## Exercise material:
— Begin —

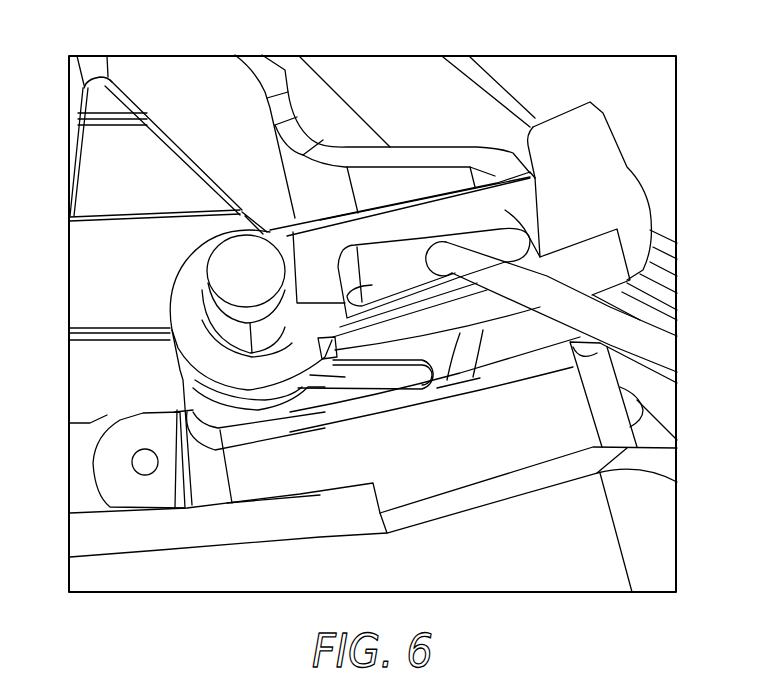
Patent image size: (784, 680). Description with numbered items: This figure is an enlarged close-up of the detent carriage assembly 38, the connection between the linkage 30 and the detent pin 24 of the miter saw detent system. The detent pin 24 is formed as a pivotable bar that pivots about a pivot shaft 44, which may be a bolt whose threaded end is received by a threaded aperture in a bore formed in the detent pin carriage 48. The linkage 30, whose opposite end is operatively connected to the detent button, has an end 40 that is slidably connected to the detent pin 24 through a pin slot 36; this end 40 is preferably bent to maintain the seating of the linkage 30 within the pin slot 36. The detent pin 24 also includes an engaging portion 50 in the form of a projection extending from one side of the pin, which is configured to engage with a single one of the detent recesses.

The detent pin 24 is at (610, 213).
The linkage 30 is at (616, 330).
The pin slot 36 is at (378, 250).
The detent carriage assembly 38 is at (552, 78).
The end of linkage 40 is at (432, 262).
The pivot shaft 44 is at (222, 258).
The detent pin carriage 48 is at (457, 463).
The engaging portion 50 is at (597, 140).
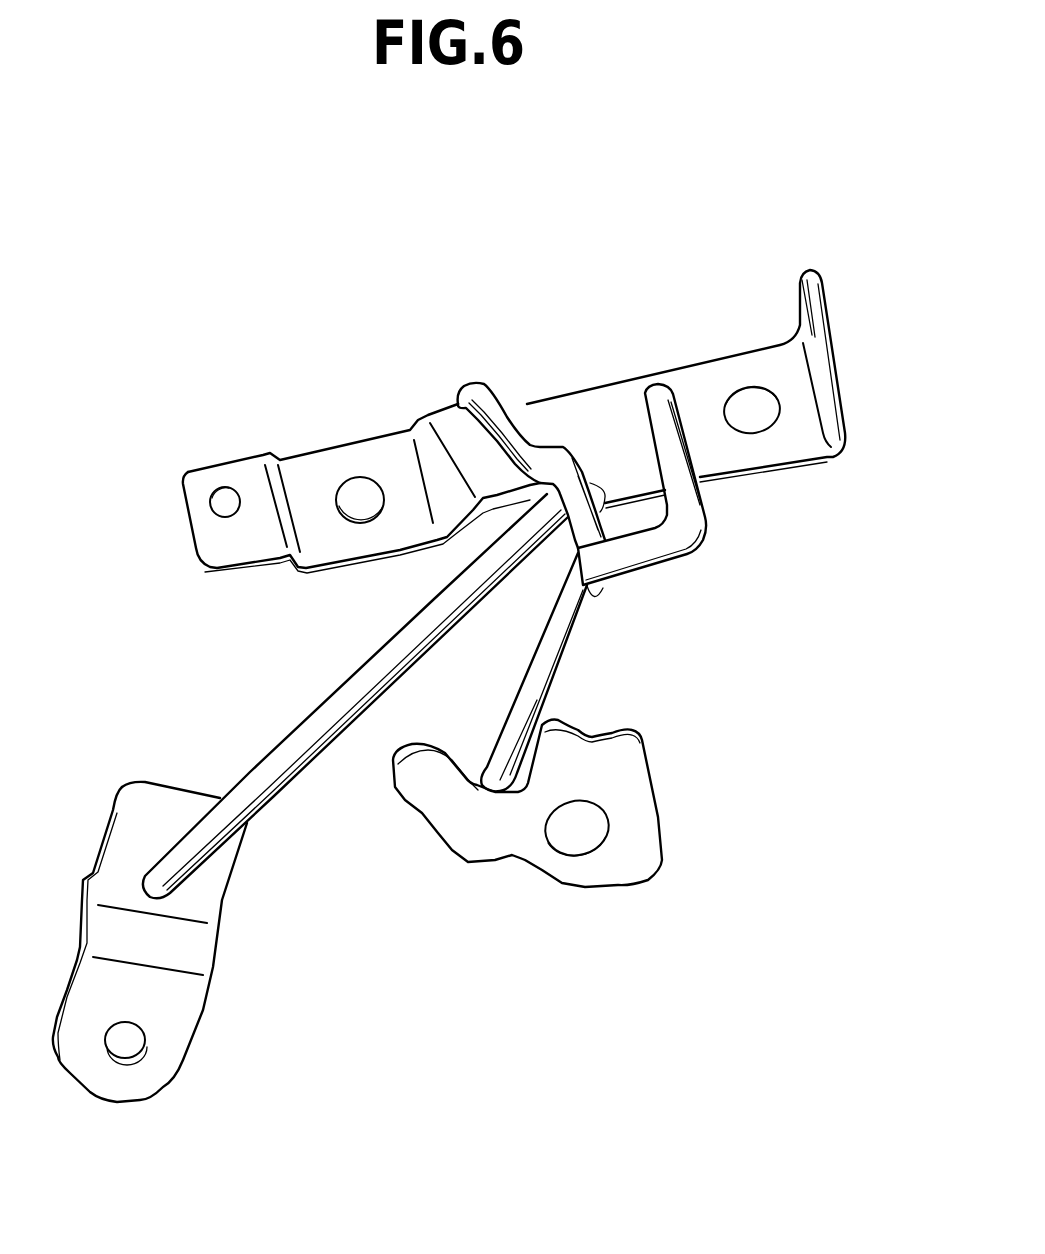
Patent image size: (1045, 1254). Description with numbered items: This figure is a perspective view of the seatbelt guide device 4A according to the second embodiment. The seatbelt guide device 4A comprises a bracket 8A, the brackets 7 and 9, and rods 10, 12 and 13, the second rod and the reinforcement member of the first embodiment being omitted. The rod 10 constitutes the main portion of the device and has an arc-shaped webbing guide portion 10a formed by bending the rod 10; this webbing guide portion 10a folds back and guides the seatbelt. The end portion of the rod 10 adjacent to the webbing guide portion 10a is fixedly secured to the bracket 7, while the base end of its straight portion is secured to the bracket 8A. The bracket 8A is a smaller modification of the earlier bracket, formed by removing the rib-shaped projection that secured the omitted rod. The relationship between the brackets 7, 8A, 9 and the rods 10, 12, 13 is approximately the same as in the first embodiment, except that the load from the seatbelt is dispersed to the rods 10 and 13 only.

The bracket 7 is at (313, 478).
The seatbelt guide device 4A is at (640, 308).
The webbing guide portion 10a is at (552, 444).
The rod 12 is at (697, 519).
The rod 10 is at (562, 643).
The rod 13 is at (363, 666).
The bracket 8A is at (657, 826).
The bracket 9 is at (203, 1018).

— End —
— Begin —

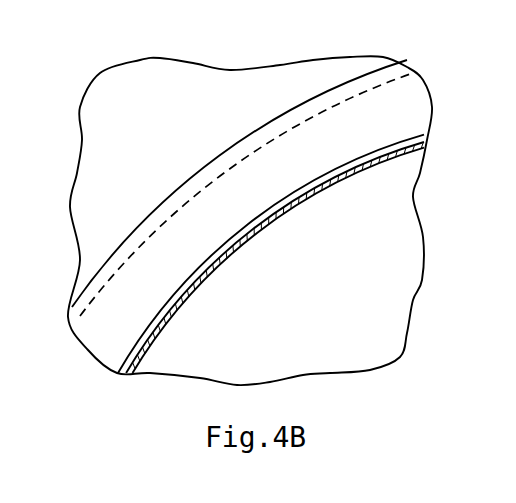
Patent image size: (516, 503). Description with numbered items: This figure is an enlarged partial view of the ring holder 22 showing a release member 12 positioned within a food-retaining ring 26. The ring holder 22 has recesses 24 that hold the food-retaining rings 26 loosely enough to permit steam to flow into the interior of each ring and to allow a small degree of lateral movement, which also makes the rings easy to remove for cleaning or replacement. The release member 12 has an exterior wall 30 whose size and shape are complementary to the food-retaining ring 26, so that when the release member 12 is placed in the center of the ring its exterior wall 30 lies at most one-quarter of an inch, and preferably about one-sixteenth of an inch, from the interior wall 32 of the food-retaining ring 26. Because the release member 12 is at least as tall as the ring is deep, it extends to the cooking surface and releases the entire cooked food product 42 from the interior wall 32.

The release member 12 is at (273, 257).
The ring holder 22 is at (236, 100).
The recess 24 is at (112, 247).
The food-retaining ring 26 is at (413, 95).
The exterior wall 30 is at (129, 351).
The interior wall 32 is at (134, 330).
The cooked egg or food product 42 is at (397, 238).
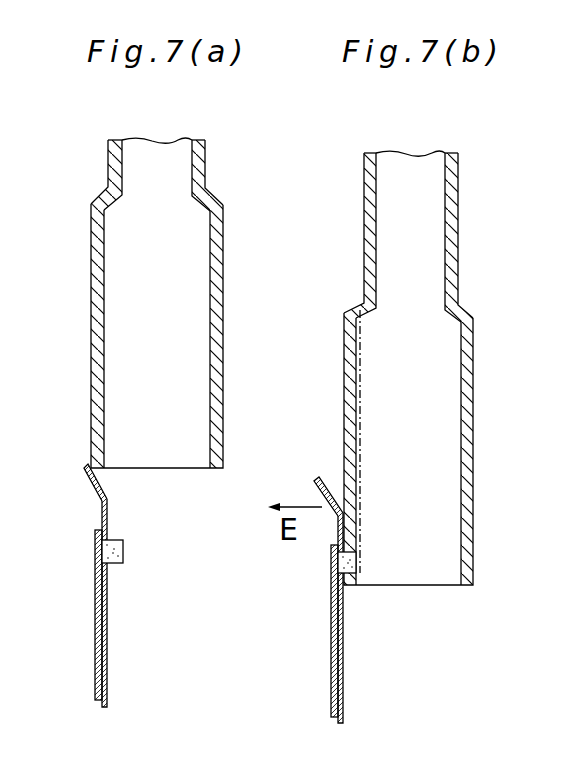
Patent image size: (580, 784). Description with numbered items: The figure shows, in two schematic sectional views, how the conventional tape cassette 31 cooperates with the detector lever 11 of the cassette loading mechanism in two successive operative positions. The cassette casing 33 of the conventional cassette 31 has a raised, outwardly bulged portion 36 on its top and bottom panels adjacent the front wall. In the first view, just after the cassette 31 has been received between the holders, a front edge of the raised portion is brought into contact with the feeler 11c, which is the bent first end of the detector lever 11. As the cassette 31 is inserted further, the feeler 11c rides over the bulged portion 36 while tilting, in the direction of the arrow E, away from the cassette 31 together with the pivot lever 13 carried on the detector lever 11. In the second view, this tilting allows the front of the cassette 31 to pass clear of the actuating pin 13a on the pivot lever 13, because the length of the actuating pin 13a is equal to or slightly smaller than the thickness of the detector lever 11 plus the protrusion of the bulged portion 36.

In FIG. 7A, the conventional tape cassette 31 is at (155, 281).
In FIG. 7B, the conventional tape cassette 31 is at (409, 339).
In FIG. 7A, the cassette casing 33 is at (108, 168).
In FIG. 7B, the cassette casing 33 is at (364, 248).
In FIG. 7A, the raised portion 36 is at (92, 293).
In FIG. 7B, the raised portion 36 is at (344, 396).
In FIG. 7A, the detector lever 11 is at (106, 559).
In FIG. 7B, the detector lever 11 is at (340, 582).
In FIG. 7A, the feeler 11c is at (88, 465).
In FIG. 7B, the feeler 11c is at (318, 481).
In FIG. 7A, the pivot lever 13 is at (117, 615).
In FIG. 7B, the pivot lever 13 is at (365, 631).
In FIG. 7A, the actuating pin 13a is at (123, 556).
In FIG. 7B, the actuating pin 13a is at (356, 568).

— End —

## Task requirements:
Starting with the line in the listing that contains "Patent image size: (784, 680)." and going on through the line that contains "The engaging portion 50 is at (597, 140).", format those lines as a JSON list of strings, one string per line. Leave out blank lines.

## Exercise output:
[
  "Patent image size: (784, 680). Description with numbered items: This figure is an enlarged close-up of the detent carriage assembly 38, the connection between the linkage 30 and the detent pin 24 of the miter saw detent system. The detent pin 24 is formed as a pivotable bar that pivots about a pivot shaft 44, which may be a bolt whose threaded end is received by a threaded aperture in a bore formed in the detent pin carriage 48. The linkage 30, whose opposite end is operatively connected to the detent button, has an end 40 that is slidably connected to the detent pin 24 through a pin slot 36; this end 40 is preferably bent to maintain the seating of the linkage 30 within the pin slot 36. The detent pin 24 also includes an engaging portion 50 in the form of a projection extending from one side of the pin, which is configured to engage with a single one of the detent recesses.",
  "The detent pin 24 is at (610, 213).",
  "The linkage 30 is at (616, 330).",
  "The pin slot 36 is at (378, 250).",
  "The detent carriage assembly 38 is at (552, 78).",
  "The end of linkage 40 is at (432, 262).",
  "The pivot shaft 44 is at (222, 258).",
  "The detent pin carriage 48 is at (457, 463).",
  "The engaging portion 50 is at (597, 140)."
]